WHAT TO WORK ON:
Return exactly the lines from the one containing "Extract all readable text from this page." through the last line of the records below, both included, and leave out any pictures.

(Stored data entries)
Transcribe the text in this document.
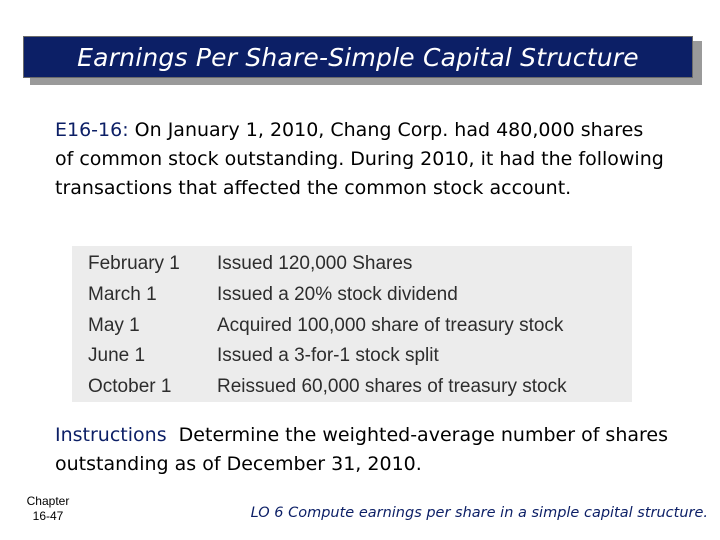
Earnings Per Share-Simple Capital Structure
E16-16: On January 1, 2010, Chang Corp. had 480,000 shares of common stock outstanding. During 2010, it had the following transactions that affected the common stock account.
February 1 Issued 120,000 Shares
March 1	Issued a 20% stock dividend
May 1	Acquired 100,000 share of treasury stock
June 1	Issued a 3-for-1 stock split
October 1 Reissued 60,000 shares of treasury stock
Instructions  Determine the weighted-average number of shares outstanding as of December 31, 2010.
Chapter
16-47	LO 6 Compute earnings per share in a simple capital structure.
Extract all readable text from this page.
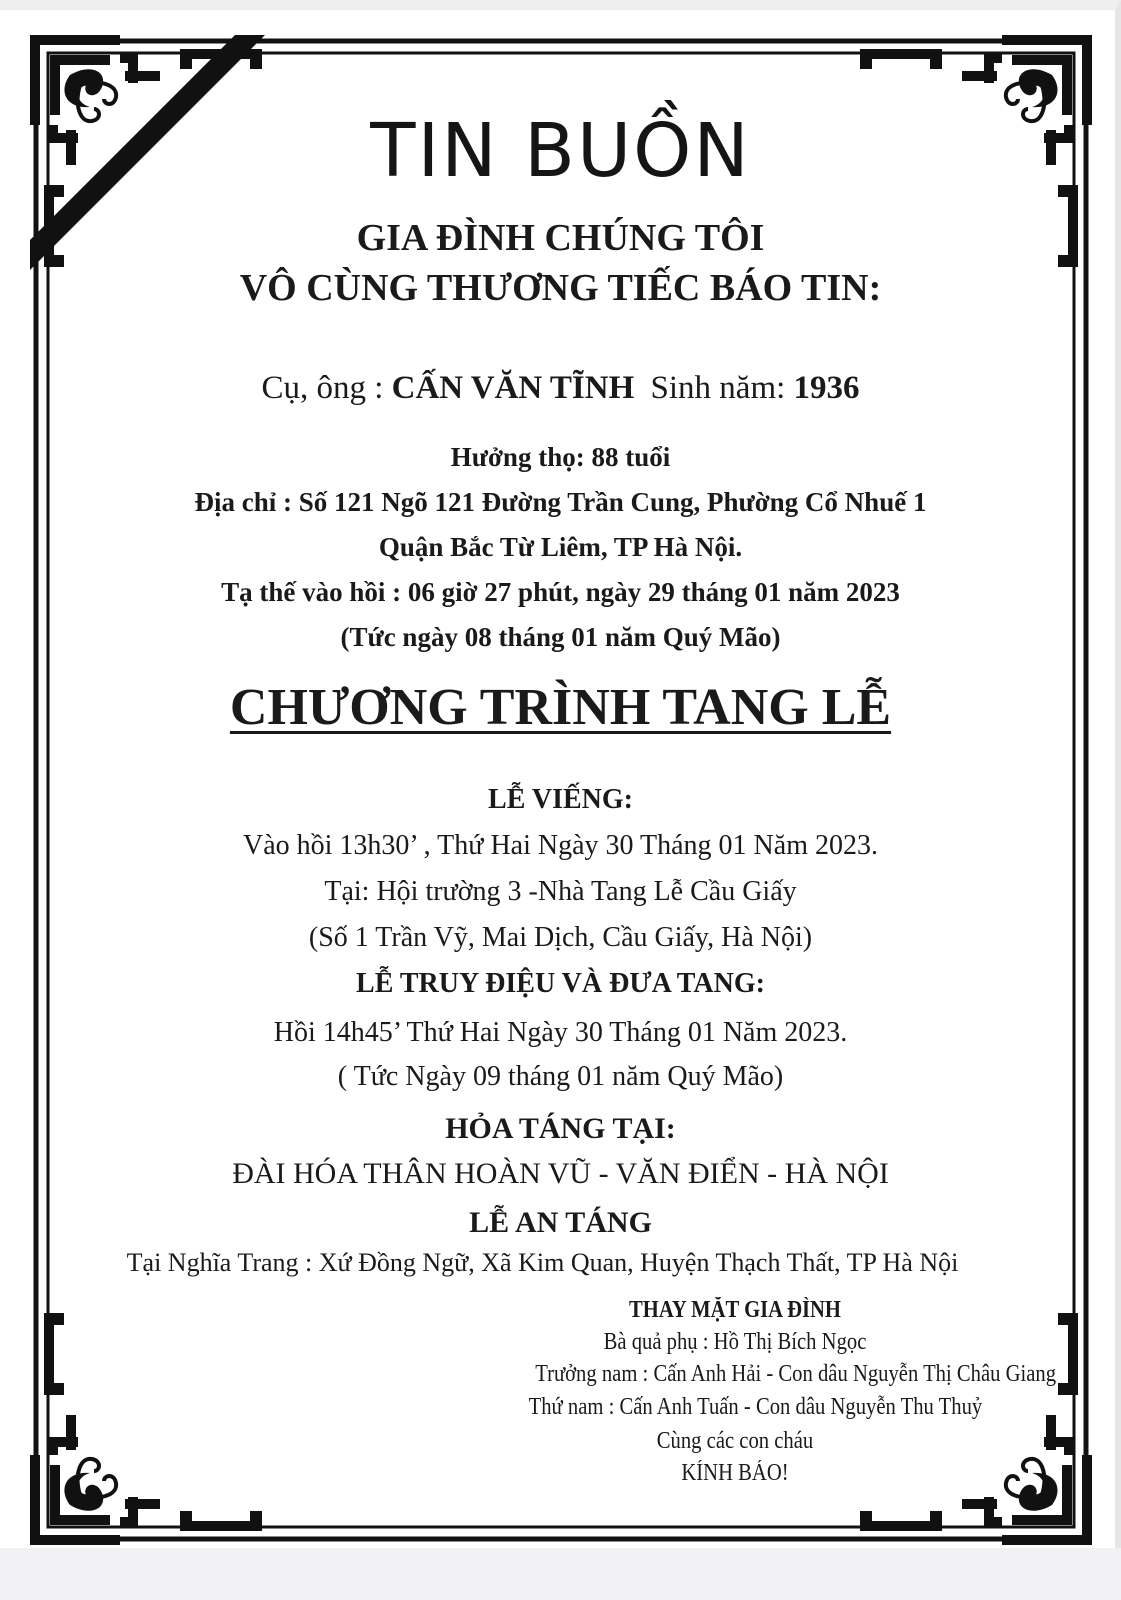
TIN BUỒN
GIA ĐÌNH CHÚNG TÔI
VÔ CÙNG THƯƠNG TIẾC BÁO TIN:
Cụ, ông : CẤN VĂN TĨNH Sinh năm: 1936
Hưởng thọ: 88 tuổi
Địa chỉ : Số 121 Ngõ 121 Đường Trần Cung, Phường Cổ Nhuế 1
Quận Bắc Từ Liêm, TP Hà Nội.
Tạ thế vào hồi : 06 giờ 27 phút, ngày 29 tháng 01 năm 2023
(Tức ngày 08 tháng 01 năm Quý Mão)
CHƯƠNG TRÌNH TANG LỄ
LỄ VIẾNG:
Vào hồi 13h30’ , Thứ Hai Ngày 30 Tháng 01 Năm 2023.
Tại: Hội trường 3 -Nhà Tang Lễ Cầu Giấy
(Số 1 Trần Vỹ, Mai Dịch, Cầu Giấy, Hà Nội)
LỄ TRUY ĐIỆU VÀ ĐƯA TANG:
Hồi 14h45’ Thứ Hai Ngày 30 Tháng 01 Năm 2023.
( Tức Ngày 09 tháng 01 năm Quý Mão)
HỎA TÁNG TẠI:
ĐÀI HÓA THÂN HOÀN VŨ - VĂN ĐIỂN - HÀ NỘI
LỄ AN TÁNG
Tại Nghĩa Trang : Xứ Đồng Ngữ, Xã Kim Quan, Huyện Thạch Thất, TP Hà Nội
THAY MẶT GIA ĐÌNH
Bà quả phụ : Hồ Thị Bích Ngọc
Trưởng nam : Cấn Anh Hải - Con dâu Nguyễn Thị Châu Giang
Thứ nam : Cấn Anh Tuấn - Con dâu Nguyễn Thu Thuỷ
Cùng các con cháu
KÍNH BÁO!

TASK OUTPUT:
Extract all readable text from this page.
TIN BUỒN
GIA ĐÌNH CHÚNG TÔI
VÔ CÙNG THƯƠNG TIẾC BÁO TIN:
Cụ, ông : CẤN VĂN TĨNH Sinh năm: 1936
Hưởng thọ: 88 tuổi
Địa chỉ : Số 121 Ngõ 121 Đường Trần Cung, Phường Cổ Nhuế 1
Quận Bắc Từ Liêm, TP Hà Nội.
Tạ thế vào hồi : 06 giờ 27 phút, ngày 29 tháng 01 năm 2023
(Tức ngày 08 tháng 01 năm Quý Mão)
CHƯƠNG TRÌNH TANG LỄ
LỄ VIẾNG:
Vào hồi 13h30’ , Thứ Hai Ngày 30 Tháng 01 Năm 2023.
Tại: Hội trường 3 -Nhà Tang Lễ Cầu Giấy
(Số 1 Trần Vỹ, Mai Dịch, Cầu Giấy, Hà Nội)
LỄ TRUY ĐIỆU VÀ ĐƯA TANG:
Hồi 14h45’ Thứ Hai Ngày 30 Tháng 01 Năm 2023.
( Tức Ngày 09 tháng 01 năm Quý Mão)
HỎA TÁNG TẠI:
ĐÀI HÓA THÂN HOÀN VŨ - VĂN ĐIỂN - HÀ NỘI
LỄ AN TÁNG
Tại Nghĩa Trang : Xứ Đồng Ngữ, Xã Kim Quan, Huyện Thạch Thất, TP Hà Nội
THAY MẶT GIA ĐÌNH
Bà quả phụ : Hồ Thị Bích Ngọc
Trưởng nam : Cấn Anh Hải - Con dâu Nguyễn Thị Châu Giang
Thứ nam : Cấn Anh Tuấn - Con dâu Nguyễn Thu Thuỷ
Cùng các con cháu
KÍNH BÁO!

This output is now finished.